● The request
Copy out the listing that follows, exact in every word, and skip the images.

● Entries provided
---+---
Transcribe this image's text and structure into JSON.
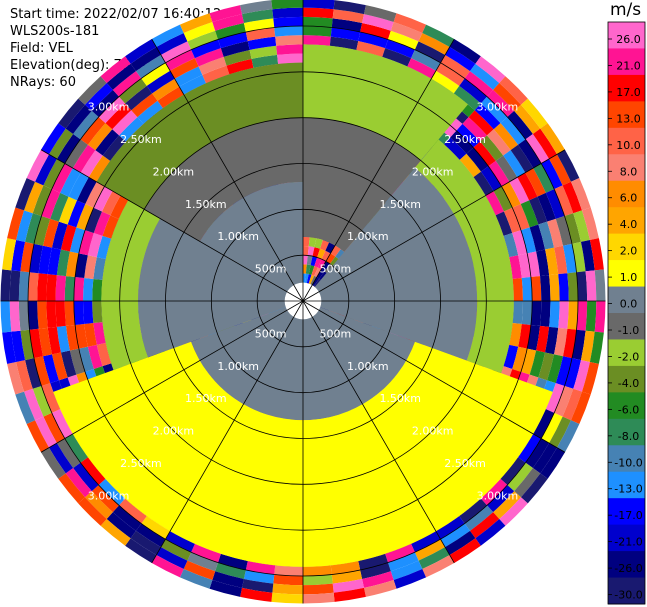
{
  "info": {
    "start_time": "Start time: 2022/02/07 16:40:12",
    "instrument": "WLS200s-181",
    "field": "Field: VEL",
    "elevation": "Elevation(deg): 75.00",
    "nrays": "NRays: 60"
  },
  "chart_data": {
    "type": "heatmap",
    "subtype": "polar-ppi",
    "range_rings_km": [
      0.5,
      1.0,
      1.5,
      2.0,
      2.5,
      3.0
    ],
    "ring_labels": [
      "500m",
      "1.00km",
      "1.50km",
      "2.00km",
      "2.50km",
      "3.00km"
    ],
    "nrays": 60,
    "colorbar": {
      "unit": "m/s",
      "tick_labels": [
        "26.0",
        "21.0",
        "17.0",
        "13.0",
        "10.0",
        "8.0",
        "6.0",
        "4.0",
        "2.0",
        "1.0",
        "0.0",
        "-1.0",
        "-2.0",
        "-4.0",
        "-6.0",
        "-8.0",
        "-10.0",
        "-13.0",
        "-17.0",
        "-21.0",
        "-26.0",
        "-30.0"
      ],
      "bins": [
        {
          "min": 26,
          "max": 30,
          "color": "#ff66cc"
        },
        {
          "min": 21,
          "max": 26,
          "color": "#ff1493"
        },
        {
          "min": 17,
          "max": 21,
          "color": "#ff0000"
        },
        {
          "min": 13,
          "max": 17,
          "color": "#ff4500"
        },
        {
          "min": 10,
          "max": 13,
          "color": "#ff6347"
        },
        {
          "min": 8,
          "max": 10,
          "color": "#fa8072"
        },
        {
          "min": 6,
          "max": 8,
          "color": "#ff8c00"
        },
        {
          "min": 4,
          "max": 6,
          "color": "#ffa500"
        },
        {
          "min": 2,
          "max": 4,
          "color": "#ffd700"
        },
        {
          "min": 1,
          "max": 2,
          "color": "#ffff00"
        },
        {
          "min": 0,
          "max": 1,
          "color": "#708090"
        },
        {
          "min": -1,
          "max": 0,
          "color": "#696969"
        },
        {
          "min": -2,
          "max": -1,
          "color": "#9acd32"
        },
        {
          "min": -4,
          "max": -2,
          "color": "#6b8e23"
        },
        {
          "min": -6,
          "max": -4,
          "color": "#228b22"
        },
        {
          "min": -8,
          "max": -6,
          "color": "#2e8b57"
        },
        {
          "min": -10,
          "max": -8,
          "color": "#4682b4"
        },
        {
          "min": -13,
          "max": -10,
          "color": "#1e90ff"
        },
        {
          "min": -17,
          "max": -13,
          "color": "#0000ff"
        },
        {
          "min": -21,
          "max": -17,
          "color": "#0000cd"
        },
        {
          "min": -26,
          "max": -21,
          "color": "#000080"
        },
        {
          "min": -30,
          "max": -26,
          "color": "#191970"
        }
      ]
    },
    "sectors": [
      {
        "from_deg": 0,
        "to_deg": 40,
        "inner_km": 0.7,
        "outer_km": 2.0,
        "value": -0.5
      },
      {
        "from_deg": 0,
        "to_deg": 40,
        "inner_km": 2.0,
        "outer_km": 2.8,
        "value": -1.5
      },
      {
        "from_deg": 40,
        "to_deg": 110,
        "inner_km": 0.1,
        "outer_km": 1.9,
        "value": 0.5
      },
      {
        "from_deg": 40,
        "to_deg": 110,
        "inner_km": 1.9,
        "outer_km": 2.3,
        "value": -1.5
      },
      {
        "from_deg": 110,
        "to_deg": 250,
        "inner_km": 0.1,
        "outer_km": 1.3,
        "value": 0.5
      },
      {
        "from_deg": 110,
        "to_deg": 250,
        "inner_km": 1.3,
        "outer_km": 2.9,
        "value": 1.5
      },
      {
        "from_deg": 250,
        "to_deg": 300,
        "inner_km": 0.1,
        "outer_km": 1.8,
        "value": 0.5
      },
      {
        "from_deg": 250,
        "to_deg": 300,
        "inner_km": 1.8,
        "outer_km": 2.2,
        "value": -1.5
      },
      {
        "from_deg": 300,
        "to_deg": 360,
        "inner_km": 0.1,
        "outer_km": 1.3,
        "value": 0.5
      },
      {
        "from_deg": 300,
        "to_deg": 360,
        "inner_km": 1.3,
        "outer_km": 2.0,
        "value": -0.5
      },
      {
        "from_deg": 300,
        "to_deg": 360,
        "inner_km": 2.0,
        "outer_km": 2.6,
        "value": -3.0
      }
    ]
  }
}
---+---
● Final answer
Transcribe this image's text and structure into JSON.
{
  "info": {
    "start_time": "Start time: 2022/02/07 16:40:12",
    "instrument": "WLS200s-181",
    "field": "Field: VEL",
    "elevation": "Elevation(deg): 75.00",
    "nrays": "NRays: 60"
  },
  "chart_data": {
    "type": "heatmap",
    "subtype": "polar-ppi",
    "range_rings_km": [
      0.5,
      1.0,
      1.5,
      2.0,
      2.5,
      3.0
    ],
    "ring_labels": [
      "500m",
      "1.00km",
      "1.50km",
      "2.00km",
      "2.50km",
      "3.00km"
    ],
    "nrays": 60,
    "colorbar": {
      "unit": "m/s",
      "tick_labels": [
        "26.0",
        "21.0",
        "17.0",
        "13.0",
        "10.0",
        "8.0",
        "6.0",
        "4.0",
        "2.0",
        "1.0",
        "0.0",
        "-1.0",
        "-2.0",
        "-4.0",
        "-6.0",
        "-8.0",
        "-10.0",
        "-13.0",
        "-17.0",
        "-21.0",
        "-26.0",
        "-30.0"
      ],
      "bins": [
        {
          "min": 26,
          "max": 30,
          "color": "#ff66cc"
        },
        {
          "min": 21,
          "max": 26,
          "color": "#ff1493"
        },
        {
          "min": 17,
          "max": 21,
          "color": "#ff0000"
        },
        {
          "min": 13,
          "max": 17,
          "color": "#ff4500"
        },
        {
          "min": 10,
          "max": 13,
          "color": "#ff6347"
        },
        {
          "min": 8,
          "max": 10,
          "color": "#fa8072"
        },
        {
          "min": 6,
          "max": 8,
          "color": "#ff8c00"
        },
        {
          "min": 4,
          "max": 6,
          "color": "#ffa500"
        },
        {
          "min": 2,
          "max": 4,
          "color": "#ffd700"
        },
        {
          "min": 1,
          "max": 2,
          "color": "#ffff00"
        },
        {
          "min": 0,
          "max": 1,
          "color": "#708090"
        },
        {
          "min": -1,
          "max": 0,
          "color": "#696969"
        },
        {
          "min": -2,
          "max": -1,
          "color": "#9acd32"
        },
        {
          "min": -4,
          "max": -2,
          "color": "#6b8e23"
        },
        {
          "min": -6,
          "max": -4,
          "color": "#228b22"
        },
        {
          "min": -8,
          "max": -6,
          "color": "#2e8b57"
        },
        {
          "min": -10,
          "max": -8,
          "color": "#4682b4"
        },
        {
          "min": -13,
          "max": -10,
          "color": "#1e90ff"
        },
        {
          "min": -17,
          "max": -13,
          "color": "#0000ff"
        },
        {
          "min": -21,
          "max": -17,
          "color": "#0000cd"
        },
        {
          "min": -26,
          "max": -21,
          "color": "#000080"
        },
        {
          "min": -30,
          "max": -26,
          "color": "#191970"
        }
      ]
    },
    "sectors": [
      {
        "from_deg": 0,
        "to_deg": 40,
        "inner_km": 0.7,
        "outer_km": 2.0,
        "value": -0.5
      },
      {
        "from_deg": 0,
        "to_deg": 40,
        "inner_km": 2.0,
        "outer_km": 2.8,
        "value": -1.5
      },
      {
        "from_deg": 40,
        "to_deg": 110,
        "inner_km": 0.1,
        "outer_km": 1.9,
        "value": 0.5
      },
      {
        "from_deg": 40,
        "to_deg": 110,
        "inner_km": 1.9,
        "outer_km": 2.3,
        "value": -1.5
      },
      {
        "from_deg": 110,
        "to_deg": 250,
        "inner_km": 0.1,
        "outer_km": 1.3,
        "value": 0.5
      },
      {
        "from_deg": 110,
        "to_deg": 250,
        "inner_km": 1.3,
        "outer_km": 2.9,
        "value": 1.5
      },
      {
        "from_deg": 250,
        "to_deg": 300,
        "inner_km": 0.1,
        "outer_km": 1.8,
        "value": 0.5
      },
      {
        "from_deg": 250,
        "to_deg": 300,
        "inner_km": 1.8,
        "outer_km": 2.2,
        "value": -1.5
      },
      {
        "from_deg": 300,
        "to_deg": 360,
        "inner_km": 0.1,
        "outer_km": 1.3,
        "value": 0.5
      },
      {
        "from_deg": 300,
        "to_deg": 360,
        "inner_km": 1.3,
        "outer_km": 2.0,
        "value": -0.5
      },
      {
        "from_deg": 300,
        "to_deg": 360,
        "inner_km": 2.0,
        "outer_km": 2.6,
        "value": -3.0
      }
    ]
  }
}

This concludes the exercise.